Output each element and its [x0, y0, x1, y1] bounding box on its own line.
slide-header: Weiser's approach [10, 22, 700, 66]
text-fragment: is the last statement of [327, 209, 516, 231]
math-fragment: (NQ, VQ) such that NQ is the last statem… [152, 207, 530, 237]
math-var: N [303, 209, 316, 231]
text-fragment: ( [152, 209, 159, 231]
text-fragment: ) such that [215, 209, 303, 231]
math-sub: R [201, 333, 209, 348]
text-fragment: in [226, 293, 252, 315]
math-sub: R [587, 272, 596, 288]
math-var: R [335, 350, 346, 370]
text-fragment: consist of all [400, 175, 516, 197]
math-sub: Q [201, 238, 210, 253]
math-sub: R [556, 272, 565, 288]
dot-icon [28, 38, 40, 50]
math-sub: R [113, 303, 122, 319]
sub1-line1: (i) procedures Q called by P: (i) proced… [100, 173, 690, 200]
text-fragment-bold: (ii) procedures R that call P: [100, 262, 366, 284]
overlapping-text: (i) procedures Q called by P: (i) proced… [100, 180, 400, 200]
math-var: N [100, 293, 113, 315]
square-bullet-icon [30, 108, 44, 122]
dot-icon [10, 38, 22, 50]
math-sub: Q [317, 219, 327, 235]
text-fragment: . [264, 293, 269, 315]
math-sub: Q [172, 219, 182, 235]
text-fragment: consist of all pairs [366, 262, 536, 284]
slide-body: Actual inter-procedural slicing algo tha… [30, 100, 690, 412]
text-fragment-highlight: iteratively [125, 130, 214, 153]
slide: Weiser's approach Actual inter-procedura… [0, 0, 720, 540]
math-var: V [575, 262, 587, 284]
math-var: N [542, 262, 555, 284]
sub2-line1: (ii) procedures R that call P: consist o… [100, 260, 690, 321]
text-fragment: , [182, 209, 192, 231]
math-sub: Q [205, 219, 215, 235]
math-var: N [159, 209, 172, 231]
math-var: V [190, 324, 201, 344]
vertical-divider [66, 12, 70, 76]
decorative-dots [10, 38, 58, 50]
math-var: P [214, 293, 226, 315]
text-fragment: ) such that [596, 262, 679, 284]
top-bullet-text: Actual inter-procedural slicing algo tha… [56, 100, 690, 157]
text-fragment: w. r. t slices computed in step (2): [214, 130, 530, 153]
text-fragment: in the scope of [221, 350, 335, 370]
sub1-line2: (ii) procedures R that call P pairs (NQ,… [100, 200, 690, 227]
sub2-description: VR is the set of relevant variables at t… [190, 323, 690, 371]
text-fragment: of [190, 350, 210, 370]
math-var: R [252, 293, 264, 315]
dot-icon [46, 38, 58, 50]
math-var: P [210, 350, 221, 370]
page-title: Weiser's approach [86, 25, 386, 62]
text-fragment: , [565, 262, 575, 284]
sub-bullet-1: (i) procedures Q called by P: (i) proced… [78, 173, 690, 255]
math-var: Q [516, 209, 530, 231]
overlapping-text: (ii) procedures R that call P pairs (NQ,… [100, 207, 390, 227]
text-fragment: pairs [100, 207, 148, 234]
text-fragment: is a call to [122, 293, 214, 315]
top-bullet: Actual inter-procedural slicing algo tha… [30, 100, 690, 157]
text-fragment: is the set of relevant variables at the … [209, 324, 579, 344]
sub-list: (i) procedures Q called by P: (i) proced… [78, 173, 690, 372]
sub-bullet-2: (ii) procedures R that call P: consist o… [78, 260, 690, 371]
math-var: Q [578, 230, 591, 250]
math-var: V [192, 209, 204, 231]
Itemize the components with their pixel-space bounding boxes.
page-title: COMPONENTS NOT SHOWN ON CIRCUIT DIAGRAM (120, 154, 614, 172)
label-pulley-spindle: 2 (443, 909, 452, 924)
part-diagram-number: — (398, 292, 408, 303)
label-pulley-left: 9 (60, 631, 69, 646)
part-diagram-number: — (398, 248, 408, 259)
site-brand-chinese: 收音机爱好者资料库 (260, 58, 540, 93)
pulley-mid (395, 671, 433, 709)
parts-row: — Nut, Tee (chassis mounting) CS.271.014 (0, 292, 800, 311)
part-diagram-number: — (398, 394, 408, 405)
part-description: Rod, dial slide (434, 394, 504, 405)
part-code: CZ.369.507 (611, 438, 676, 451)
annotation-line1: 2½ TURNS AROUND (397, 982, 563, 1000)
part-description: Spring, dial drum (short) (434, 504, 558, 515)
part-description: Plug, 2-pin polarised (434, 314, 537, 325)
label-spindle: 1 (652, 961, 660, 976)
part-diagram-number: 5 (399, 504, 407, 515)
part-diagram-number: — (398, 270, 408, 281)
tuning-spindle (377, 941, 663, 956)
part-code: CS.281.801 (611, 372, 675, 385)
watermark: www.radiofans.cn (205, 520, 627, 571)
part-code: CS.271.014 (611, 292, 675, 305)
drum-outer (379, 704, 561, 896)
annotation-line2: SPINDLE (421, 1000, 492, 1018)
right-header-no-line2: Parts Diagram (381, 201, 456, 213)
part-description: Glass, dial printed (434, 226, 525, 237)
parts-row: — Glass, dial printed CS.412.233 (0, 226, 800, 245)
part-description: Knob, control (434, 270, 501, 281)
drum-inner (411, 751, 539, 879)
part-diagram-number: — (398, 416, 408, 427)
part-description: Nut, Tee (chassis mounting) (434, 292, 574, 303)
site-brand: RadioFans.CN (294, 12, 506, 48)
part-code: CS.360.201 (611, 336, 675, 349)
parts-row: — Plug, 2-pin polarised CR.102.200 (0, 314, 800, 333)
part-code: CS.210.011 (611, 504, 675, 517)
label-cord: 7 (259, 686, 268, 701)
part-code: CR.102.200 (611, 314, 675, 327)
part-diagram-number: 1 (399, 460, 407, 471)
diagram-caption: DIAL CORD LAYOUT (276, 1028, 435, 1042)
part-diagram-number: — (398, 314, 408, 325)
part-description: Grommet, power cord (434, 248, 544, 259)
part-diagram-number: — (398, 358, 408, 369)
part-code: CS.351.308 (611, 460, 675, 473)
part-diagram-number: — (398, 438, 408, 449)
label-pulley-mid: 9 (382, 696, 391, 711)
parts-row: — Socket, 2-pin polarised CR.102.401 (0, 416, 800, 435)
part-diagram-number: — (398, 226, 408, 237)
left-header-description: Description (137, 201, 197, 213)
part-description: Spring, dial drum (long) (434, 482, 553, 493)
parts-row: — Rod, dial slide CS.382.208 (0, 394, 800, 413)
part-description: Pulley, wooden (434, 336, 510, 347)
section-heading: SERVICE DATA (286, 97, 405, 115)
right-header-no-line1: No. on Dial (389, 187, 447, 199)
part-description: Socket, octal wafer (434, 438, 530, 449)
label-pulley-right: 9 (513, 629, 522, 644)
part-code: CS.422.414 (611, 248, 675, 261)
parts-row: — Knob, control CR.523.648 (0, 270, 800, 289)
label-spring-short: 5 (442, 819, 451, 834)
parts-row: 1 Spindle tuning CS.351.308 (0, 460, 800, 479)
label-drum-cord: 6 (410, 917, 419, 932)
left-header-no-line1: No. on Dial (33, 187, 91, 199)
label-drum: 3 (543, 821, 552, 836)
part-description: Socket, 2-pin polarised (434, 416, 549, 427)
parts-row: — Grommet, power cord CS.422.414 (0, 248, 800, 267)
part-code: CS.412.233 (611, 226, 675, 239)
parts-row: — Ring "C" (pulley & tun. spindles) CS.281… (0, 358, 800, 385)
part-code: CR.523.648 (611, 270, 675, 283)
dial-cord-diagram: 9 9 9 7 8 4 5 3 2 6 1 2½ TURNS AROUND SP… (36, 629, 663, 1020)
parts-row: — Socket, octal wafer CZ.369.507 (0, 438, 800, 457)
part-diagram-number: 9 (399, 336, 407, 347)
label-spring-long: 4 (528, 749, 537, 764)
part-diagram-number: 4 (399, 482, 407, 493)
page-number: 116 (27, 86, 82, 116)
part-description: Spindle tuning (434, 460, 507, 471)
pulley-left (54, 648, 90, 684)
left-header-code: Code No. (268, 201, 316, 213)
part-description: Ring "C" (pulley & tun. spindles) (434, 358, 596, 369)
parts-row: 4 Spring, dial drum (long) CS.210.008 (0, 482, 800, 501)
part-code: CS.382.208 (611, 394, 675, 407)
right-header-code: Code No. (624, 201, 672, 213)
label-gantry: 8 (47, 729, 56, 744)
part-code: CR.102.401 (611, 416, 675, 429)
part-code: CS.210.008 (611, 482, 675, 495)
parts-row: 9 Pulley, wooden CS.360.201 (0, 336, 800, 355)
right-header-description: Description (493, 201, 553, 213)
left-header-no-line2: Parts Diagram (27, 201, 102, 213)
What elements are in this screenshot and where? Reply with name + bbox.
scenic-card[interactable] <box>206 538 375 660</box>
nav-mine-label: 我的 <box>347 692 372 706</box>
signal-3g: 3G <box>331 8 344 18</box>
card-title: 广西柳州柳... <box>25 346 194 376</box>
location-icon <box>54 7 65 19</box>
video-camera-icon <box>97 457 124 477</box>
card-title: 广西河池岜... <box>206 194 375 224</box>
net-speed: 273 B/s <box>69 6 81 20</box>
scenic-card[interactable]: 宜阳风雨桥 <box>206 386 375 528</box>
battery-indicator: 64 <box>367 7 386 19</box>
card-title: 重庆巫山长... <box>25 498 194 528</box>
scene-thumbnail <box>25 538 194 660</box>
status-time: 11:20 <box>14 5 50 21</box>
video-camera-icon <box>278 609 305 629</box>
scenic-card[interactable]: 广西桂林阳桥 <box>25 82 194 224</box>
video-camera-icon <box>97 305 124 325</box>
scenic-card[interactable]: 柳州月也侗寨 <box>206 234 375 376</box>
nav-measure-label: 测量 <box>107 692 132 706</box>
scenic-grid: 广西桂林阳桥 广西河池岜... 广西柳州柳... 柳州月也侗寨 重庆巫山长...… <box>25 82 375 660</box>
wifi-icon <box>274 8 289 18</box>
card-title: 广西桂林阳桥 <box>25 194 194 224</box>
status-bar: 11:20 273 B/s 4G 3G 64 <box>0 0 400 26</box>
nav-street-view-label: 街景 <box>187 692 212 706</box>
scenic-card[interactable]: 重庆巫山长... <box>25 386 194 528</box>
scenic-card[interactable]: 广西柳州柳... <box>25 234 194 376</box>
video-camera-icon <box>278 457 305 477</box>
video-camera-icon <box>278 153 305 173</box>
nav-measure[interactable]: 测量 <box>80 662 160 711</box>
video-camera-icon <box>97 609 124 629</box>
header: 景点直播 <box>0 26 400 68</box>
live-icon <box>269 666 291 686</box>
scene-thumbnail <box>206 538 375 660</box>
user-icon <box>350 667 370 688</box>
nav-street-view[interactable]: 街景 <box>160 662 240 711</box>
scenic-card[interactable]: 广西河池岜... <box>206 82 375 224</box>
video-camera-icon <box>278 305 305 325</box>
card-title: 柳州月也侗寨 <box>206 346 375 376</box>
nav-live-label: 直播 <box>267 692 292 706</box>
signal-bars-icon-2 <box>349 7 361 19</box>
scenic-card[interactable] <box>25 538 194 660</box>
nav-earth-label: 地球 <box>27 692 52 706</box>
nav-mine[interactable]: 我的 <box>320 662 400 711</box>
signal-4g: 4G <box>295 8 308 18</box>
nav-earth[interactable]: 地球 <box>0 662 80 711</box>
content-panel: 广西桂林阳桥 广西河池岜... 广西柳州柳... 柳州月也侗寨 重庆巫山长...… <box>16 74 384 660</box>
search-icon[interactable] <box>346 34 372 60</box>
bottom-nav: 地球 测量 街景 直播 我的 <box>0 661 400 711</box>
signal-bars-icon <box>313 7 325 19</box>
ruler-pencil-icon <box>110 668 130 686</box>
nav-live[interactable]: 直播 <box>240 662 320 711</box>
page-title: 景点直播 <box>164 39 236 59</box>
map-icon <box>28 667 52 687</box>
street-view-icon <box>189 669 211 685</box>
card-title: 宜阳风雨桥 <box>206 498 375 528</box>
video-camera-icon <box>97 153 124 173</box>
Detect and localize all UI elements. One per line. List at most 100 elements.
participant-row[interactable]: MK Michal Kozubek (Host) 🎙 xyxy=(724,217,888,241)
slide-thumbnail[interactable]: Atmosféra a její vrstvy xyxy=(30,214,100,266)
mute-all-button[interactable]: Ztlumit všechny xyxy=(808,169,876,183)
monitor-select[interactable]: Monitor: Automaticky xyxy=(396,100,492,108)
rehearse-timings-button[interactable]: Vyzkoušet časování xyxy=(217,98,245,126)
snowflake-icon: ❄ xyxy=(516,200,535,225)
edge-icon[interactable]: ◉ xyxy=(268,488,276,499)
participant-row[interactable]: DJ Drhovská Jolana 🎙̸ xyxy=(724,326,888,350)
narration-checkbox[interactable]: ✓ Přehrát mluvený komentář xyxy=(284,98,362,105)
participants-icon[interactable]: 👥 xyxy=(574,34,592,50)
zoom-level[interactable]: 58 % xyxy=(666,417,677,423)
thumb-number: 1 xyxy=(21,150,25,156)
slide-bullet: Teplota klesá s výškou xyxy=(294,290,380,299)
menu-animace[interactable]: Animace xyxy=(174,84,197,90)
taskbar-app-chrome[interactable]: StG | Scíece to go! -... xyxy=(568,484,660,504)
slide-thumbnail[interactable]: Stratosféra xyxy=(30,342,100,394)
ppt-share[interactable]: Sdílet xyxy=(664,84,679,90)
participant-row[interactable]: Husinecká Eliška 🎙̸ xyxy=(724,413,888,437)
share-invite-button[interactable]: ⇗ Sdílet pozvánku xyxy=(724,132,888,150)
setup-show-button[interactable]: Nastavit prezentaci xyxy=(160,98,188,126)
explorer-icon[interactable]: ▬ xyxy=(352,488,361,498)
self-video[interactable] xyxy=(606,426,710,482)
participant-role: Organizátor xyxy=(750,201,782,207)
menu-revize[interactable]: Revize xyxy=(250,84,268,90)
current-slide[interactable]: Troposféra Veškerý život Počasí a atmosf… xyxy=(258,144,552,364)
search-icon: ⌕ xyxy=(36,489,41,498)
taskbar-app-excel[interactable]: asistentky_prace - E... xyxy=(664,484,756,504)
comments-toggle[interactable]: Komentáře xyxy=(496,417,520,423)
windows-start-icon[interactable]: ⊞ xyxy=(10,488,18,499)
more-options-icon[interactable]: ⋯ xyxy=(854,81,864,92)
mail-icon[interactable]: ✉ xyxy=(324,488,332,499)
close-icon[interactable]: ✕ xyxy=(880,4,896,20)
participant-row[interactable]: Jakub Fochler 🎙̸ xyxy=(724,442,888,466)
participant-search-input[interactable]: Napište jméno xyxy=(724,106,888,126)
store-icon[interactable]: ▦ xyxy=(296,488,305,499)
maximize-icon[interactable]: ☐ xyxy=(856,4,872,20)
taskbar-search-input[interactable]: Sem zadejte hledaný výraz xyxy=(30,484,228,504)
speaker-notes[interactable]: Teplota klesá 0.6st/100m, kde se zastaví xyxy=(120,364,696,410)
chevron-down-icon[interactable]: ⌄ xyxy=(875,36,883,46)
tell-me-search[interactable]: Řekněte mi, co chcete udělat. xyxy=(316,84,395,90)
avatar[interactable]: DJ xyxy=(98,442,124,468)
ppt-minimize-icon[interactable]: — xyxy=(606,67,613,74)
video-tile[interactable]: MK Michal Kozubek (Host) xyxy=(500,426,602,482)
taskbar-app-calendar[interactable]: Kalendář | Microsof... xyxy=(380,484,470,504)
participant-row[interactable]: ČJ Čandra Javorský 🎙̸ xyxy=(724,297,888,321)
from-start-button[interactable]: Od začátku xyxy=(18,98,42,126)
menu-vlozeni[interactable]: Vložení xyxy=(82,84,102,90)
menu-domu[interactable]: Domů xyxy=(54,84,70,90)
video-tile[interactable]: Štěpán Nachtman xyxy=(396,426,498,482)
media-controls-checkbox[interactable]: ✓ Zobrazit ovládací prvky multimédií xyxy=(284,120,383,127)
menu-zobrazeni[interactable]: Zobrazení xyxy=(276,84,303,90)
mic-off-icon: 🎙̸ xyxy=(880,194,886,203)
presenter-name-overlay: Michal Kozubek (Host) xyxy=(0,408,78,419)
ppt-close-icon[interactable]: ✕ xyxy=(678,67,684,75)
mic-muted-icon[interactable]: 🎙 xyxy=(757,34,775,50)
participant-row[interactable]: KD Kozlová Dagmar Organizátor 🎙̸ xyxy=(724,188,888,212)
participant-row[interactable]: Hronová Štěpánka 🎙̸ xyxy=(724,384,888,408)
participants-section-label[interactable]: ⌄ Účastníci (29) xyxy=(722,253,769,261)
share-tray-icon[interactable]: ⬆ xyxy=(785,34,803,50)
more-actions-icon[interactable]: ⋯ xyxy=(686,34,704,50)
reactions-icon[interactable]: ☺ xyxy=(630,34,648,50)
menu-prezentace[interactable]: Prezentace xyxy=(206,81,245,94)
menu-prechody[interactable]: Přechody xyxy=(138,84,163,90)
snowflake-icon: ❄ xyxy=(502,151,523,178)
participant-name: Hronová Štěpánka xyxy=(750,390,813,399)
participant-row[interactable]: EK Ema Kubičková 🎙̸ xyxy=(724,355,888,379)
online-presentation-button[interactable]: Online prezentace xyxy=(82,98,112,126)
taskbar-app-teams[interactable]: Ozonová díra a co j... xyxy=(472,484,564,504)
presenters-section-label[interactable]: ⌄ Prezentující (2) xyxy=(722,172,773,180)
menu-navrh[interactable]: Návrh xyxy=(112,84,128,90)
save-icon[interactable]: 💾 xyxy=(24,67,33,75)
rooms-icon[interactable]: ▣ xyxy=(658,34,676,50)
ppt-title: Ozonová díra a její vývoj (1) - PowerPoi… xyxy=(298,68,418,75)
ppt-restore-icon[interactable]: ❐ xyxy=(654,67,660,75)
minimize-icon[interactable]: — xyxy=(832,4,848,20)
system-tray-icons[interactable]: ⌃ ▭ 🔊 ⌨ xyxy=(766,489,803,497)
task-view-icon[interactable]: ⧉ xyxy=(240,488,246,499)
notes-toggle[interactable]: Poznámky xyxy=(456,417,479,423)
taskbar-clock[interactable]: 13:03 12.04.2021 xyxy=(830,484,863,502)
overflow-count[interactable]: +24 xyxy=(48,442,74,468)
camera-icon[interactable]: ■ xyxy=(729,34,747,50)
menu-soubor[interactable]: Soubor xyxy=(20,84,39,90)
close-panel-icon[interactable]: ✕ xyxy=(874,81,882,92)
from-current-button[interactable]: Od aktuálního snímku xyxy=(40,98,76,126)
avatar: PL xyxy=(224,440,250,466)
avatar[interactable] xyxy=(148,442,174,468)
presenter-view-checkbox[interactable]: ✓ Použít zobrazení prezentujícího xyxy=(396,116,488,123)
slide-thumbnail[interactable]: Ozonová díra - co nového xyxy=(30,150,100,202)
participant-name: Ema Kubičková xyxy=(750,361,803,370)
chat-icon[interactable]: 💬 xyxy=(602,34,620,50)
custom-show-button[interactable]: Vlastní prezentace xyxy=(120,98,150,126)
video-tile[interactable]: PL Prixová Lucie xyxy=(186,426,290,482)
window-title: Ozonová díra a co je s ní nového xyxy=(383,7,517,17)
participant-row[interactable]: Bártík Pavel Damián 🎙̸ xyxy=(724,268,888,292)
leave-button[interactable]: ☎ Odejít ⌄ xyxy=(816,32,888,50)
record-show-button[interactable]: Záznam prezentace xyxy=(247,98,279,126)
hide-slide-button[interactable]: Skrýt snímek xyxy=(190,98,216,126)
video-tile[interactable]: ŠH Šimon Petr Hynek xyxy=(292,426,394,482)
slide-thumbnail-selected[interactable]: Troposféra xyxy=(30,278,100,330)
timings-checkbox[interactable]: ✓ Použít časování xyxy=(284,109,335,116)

********************

WORK TO BE COMPLETED:
List every line above that contains the string "Teplota", matching case exactly.

RESULT OF THE EXERCISE:
slide-bullet: Teplota klesá s výškou xyxy=(294,290,380,299)
speaker-notes[interactable]: Teplota klesá 0.6st/100m, kde se zastaví xyxy=(120,364,696,410)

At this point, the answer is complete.